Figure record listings
** Start **
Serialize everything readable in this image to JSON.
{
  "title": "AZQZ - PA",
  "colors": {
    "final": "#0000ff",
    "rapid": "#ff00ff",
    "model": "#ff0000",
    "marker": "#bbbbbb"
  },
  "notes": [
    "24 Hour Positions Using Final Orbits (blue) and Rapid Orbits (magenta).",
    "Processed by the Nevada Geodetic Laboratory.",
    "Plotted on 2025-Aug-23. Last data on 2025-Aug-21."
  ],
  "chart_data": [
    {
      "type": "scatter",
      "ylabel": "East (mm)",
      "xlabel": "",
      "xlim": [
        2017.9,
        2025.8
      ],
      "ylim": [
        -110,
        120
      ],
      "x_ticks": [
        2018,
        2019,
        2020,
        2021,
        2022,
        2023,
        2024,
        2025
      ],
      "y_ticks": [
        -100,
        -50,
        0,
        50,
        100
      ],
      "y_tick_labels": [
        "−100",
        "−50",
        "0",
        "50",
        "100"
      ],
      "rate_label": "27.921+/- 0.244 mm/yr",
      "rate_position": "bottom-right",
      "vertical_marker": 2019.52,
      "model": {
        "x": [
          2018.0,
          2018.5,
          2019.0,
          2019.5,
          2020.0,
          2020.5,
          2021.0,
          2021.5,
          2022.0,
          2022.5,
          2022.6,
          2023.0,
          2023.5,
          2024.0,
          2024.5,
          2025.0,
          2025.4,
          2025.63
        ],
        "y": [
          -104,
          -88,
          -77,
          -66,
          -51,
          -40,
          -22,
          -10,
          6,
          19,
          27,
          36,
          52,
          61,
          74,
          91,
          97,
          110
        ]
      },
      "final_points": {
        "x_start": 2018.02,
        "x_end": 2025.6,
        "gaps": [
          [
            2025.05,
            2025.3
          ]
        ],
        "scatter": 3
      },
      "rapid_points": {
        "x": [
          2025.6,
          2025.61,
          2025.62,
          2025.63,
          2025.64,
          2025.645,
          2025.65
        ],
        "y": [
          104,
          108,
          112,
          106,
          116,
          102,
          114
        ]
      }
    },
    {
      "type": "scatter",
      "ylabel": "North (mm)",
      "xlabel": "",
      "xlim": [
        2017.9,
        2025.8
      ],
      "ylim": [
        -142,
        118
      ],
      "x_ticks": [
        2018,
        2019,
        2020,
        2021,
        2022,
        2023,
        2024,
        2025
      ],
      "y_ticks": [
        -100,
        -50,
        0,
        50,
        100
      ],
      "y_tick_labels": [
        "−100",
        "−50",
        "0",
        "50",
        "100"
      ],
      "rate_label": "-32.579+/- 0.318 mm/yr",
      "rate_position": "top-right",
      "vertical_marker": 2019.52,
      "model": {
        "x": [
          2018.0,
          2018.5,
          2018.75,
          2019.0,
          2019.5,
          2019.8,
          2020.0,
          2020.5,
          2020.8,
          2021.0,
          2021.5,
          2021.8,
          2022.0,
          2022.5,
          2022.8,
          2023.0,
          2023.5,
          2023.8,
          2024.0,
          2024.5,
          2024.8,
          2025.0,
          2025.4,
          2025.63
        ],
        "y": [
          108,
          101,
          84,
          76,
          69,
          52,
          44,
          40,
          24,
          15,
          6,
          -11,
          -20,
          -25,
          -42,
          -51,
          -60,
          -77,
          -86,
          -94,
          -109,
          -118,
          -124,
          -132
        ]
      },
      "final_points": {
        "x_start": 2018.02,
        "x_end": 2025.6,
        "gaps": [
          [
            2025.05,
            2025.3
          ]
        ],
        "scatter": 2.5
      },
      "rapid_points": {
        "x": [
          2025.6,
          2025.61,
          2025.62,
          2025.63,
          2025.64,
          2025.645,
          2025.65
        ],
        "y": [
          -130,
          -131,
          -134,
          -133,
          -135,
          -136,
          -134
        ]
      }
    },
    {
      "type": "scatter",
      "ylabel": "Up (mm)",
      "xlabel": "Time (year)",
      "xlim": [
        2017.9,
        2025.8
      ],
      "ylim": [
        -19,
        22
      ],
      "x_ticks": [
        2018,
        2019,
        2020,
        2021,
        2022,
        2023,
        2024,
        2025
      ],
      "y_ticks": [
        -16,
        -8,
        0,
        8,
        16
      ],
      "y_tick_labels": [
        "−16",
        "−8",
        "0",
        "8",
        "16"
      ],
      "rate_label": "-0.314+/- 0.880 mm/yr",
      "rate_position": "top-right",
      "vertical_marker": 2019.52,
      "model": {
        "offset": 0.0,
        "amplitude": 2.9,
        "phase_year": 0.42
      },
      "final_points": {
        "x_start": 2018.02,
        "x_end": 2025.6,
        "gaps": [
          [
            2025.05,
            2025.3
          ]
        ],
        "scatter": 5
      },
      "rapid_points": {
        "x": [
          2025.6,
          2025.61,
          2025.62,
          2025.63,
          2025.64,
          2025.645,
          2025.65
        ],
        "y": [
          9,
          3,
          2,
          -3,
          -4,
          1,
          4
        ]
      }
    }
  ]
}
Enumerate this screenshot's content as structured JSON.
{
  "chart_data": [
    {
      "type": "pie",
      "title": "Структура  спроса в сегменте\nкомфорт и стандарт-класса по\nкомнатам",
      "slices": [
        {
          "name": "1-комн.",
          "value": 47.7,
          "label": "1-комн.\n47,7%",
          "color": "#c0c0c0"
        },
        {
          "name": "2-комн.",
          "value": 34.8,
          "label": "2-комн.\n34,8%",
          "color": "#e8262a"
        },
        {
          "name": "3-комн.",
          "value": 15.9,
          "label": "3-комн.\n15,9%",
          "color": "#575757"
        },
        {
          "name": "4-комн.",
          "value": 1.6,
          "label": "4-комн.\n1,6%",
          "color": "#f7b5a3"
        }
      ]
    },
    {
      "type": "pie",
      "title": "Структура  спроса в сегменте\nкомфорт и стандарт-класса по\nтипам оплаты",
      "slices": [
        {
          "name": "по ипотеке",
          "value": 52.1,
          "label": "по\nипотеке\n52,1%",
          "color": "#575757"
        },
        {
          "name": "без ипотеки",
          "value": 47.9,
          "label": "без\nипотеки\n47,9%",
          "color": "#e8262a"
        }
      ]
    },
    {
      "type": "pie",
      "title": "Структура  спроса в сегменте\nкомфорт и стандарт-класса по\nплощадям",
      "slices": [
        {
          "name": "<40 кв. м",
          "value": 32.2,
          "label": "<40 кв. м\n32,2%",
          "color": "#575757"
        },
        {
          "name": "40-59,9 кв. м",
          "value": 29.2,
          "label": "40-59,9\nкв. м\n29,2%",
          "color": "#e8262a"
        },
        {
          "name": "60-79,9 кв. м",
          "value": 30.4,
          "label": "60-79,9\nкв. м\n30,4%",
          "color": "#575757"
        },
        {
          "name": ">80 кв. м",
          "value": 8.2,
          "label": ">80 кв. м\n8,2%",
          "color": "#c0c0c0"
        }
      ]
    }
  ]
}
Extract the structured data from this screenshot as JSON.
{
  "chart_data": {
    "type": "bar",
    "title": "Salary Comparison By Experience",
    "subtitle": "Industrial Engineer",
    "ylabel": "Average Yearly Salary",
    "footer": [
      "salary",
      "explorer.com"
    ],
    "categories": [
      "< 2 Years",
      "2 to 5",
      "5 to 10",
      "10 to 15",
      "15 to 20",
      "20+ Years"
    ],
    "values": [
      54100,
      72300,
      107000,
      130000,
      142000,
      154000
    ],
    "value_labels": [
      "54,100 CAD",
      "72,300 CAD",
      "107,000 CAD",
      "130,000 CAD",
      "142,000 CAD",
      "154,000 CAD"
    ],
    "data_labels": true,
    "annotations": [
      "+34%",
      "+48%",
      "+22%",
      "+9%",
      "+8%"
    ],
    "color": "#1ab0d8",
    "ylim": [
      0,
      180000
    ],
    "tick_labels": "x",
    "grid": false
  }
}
** End **
■ Written exercise
Take the entries above and copy them out exactly.

■ The solution
Serialize everything readable in this image to JSON.
{
  "title": "AZQZ - PA",
  "colors": {
    "final": "#0000ff",
    "rapid": "#ff00ff",
    "model": "#ff0000",
    "marker": "#bbbbbb"
  },
  "notes": [
    "24 Hour Positions Using Final Orbits (blue) and Rapid Orbits (magenta).",
    "Processed by the Nevada Geodetic Laboratory.",
    "Plotted on 2025-Aug-23. Last data on 2025-Aug-21."
  ],
  "chart_data": [
    {
      "type": "scatter",
      "ylabel": "East (mm)",
      "xlabel": "",
      "xlim": [
        2017.9,
        2025.8
      ],
      "ylim": [
        -110,
        120
      ],
      "x_ticks": [
        2018,
        2019,
        2020,
        2021,
        2022,
        2023,
        2024,
        2025
      ],
      "y_ticks": [
        -100,
        -50,
        0,
        50,
        100
      ],
      "y_tick_labels": [
        "−100",
        "−50",
        "0",
        "50",
        "100"
      ],
      "rate_label": "27.921+/- 0.244 mm/yr",
      "rate_position": "bottom-right",
      "vertical_marker": 2019.52,
      "model": {
        "x": [
          2018.0,
          2018.5,
          2019.0,
          2019.5,
          2020.0,
          2020.5,
          2021.0,
          2021.5,
          2022.0,
          2022.5,
          2022.6,
          2023.0,
          2023.5,
          2024.0,
          2024.5,
          2025.0,
          2025.4,
          2025.63
        ],
        "y": [
          -104,
          -88,
          -77,
          -66,
          -51,
          -40,
          -22,
          -10,
          6,
          19,
          27,
          36,
          52,
          61,
          74,
          91,
          97,
          110
        ]
      },
      "final_points": {
        "x_start": 2018.02,
        "x_end": 2025.6,
        "gaps": [
          [
            2025.05,
            2025.3
          ]
        ],
        "scatter": 3
      },
      "rapid_points": {
        "x": [
          2025.6,
          2025.61,
          2025.62,
          2025.63,
          2025.64,
          2025.645,
          2025.65
        ],
        "y": [
          104,
          108,
          112,
          106,
          116,
          102,
          114
        ]
      }
    },
    {
      "type": "scatter",
      "ylabel": "North (mm)",
      "xlabel": "",
      "xlim": [
        2017.9,
        2025.8
      ],
      "ylim": [
        -142,
        118
      ],
      "x_ticks": [
        2018,
        2019,
        2020,
        2021,
        2022,
        2023,
        2024,
        2025
      ],
      "y_ticks": [
        -100,
        -50,
        0,
        50,
        100
      ],
      "y_tick_labels": [
        "−100",
        "−50",
        "0",
        "50",
        "100"
      ],
      "rate_label": "-32.579+/- 0.318 mm/yr",
      "rate_position": "top-right",
      "vertical_marker": 2019.52,
      "model": {
        "x": [
          2018.0,
          2018.5,
          2018.75,
          2019.0,
          2019.5,
          2019.8,
          2020.0,
          2020.5,
          2020.8,
          2021.0,
          2021.5,
          2021.8,
          2022.0,
          2022.5,
          2022.8,
          2023.0,
          2023.5,
          2023.8,
          2024.0,
          2024.5,
          2024.8,
          2025.0,
          2025.4,
          2025.63
        ],
        "y": [
          108,
          101,
          84,
          76,
          69,
          52,
          44,
          40,
          24,
          15,
          6,
          -11,
          -20,
          -25,
          -42,
          -51,
          -60,
          -77,
          -86,
          -94,
          -109,
          -118,
          -124,
          -132
        ]
      },
      "final_points": {
        "x_start": 2018.02,
        "x_end": 2025.6,
        "gaps": [
          [
            2025.05,
            2025.3
          ]
        ],
        "scatter": 2.5
      },
      "rapid_points": {
        "x": [
          2025.6,
          2025.61,
          2025.62,
          2025.63,
          2025.64,
          2025.645,
          2025.65
        ],
        "y": [
          -130,
          -131,
          -134,
          -133,
          -135,
          -136,
          -134
        ]
      }
    },
    {
      "type": "scatter",
      "ylabel": "Up (mm)",
      "xlabel": "Time (year)",
      "xlim": [
        2017.9,
        2025.8
      ],
      "ylim": [
        -19,
        22
      ],
      "x_ticks": [
        2018,
        2019,
        2020,
        2021,
        2022,
        2023,
        2024,
        2025
      ],
      "y_ticks": [
        -16,
        -8,
        0,
        8,
        16
      ],
      "y_tick_labels": [
        "−16",
        "−8",
        "0",
        "8",
        "16"
      ],
      "rate_label": "-0.314+/- 0.880 mm/yr",
      "rate_position": "top-right",
      "vertical_marker": 2019.52,
      "model": {
        "offset": 0.0,
        "amplitude": 2.9,
        "phase_year": 0.42
      },
      "final_points": {
        "x_start": 2018.02,
        "x_end": 2025.6,
        "gaps": [
          [
            2025.05,
            2025.3
          ]
        ],
        "scatter": 5
      },
      "rapid_points": {
        "x": [
          2025.6,
          2025.61,
          2025.62,
          2025.63,
          2025.64,
          2025.645,
          2025.65
        ],
        "y": [
          9,
          3,
          2,
          -3,
          -4,
          1,
          4
        ]
      }
    }
  ]
}
Enumerate this screenshot's content as structured JSON.
{
  "chart_data": [
    {
      "type": "pie",
      "title": "Структура  спроса в сегменте\nкомфорт и стандарт-класса по\nкомнатам",
      "slices": [
        {
          "name": "1-комн.",
          "value": 47.7,
          "label": "1-комн.\n47,7%",
          "color": "#c0c0c0"
        },
        {
          "name": "2-комн.",
          "value": 34.8,
          "label": "2-комн.\n34,8%",
          "color": "#e8262a"
        },
        {
          "name": "3-комн.",
          "value": 15.9,
          "label": "3-комн.\n15,9%",
          "color": "#575757"
        },
        {
          "name": "4-комн.",
          "value": 1.6,
          "label": "4-комн.\n1,6%",
          "color": "#f7b5a3"
        }
      ]
    },
    {
      "type": "pie",
      "title": "Структура  спроса в сегменте\nкомфорт и стандарт-класса по\nтипам оплаты",
      "slices": [
        {
          "name": "по ипотеке",
          "value": 52.1,
          "label": "по\nипотеке\n52,1%",
          "color": "#575757"
        },
        {
          "name": "без ипотеки",
          "value": 47.9,
          "label": "без\nипотеки\n47,9%",
          "color": "#e8262a"
        }
      ]
    },
    {
      "type": "pie",
      "title": "Структура  спроса в сегменте\nкомфорт и стандарт-класса по\nплощадям",
      "slices": [
        {
          "name": "<40 кв. м",
          "value": 32.2,
          "label": "<40 кв. м\n32,2%",
          "color": "#575757"
        },
        {
          "name": "40-59,9 кв. м",
          "value": 29.2,
          "label": "40-59,9\nкв. м\n29,2%",
          "color": "#e8262a"
        },
        {
          "name": "60-79,9 кв. м",
          "value": 30.4,
          "label": "60-79,9\nкв. м\n30,4%",
          "color": "#575757"
        },
        {
          "name": ">80 кв. м",
          "value": 8.2,
          "label": ">80 кв. м\n8,2%",
          "color": "#c0c0c0"
        }
      ]
    }
  ]
}
Extract the structured data from this screenshot as JSON.
{
  "chart_data": {
    "type": "bar",
    "title": "Salary Comparison By Experience",
    "subtitle": "Industrial Engineer",
    "ylabel": "Average Yearly Salary",
    "footer": [
      "salary",
      "explorer.com"
    ],
    "categories": [
      "< 2 Years",
      "2 to 5",
      "5 to 10",
      "10 to 15",
      "15 to 20",
      "20+ Years"
    ],
    "values": [
      54100,
      72300,
      107000,
      130000,
      142000,
      154000
    ],
    "value_labels": [
      "54,100 CAD",
      "72,300 CAD",
      "107,000 CAD",
      "130,000 CAD",
      "142,000 CAD",
      "154,000 CAD"
    ],
    "data_labels": true,
    "annotations": [
      "+34%",
      "+48%",
      "+22%",
      "+9%",
      "+8%"
    ],
    "color": "#1ab0d8",
    "ylim": [
      0,
      180000
    ],
    "tick_labels": "x",
    "grid": false
  }
}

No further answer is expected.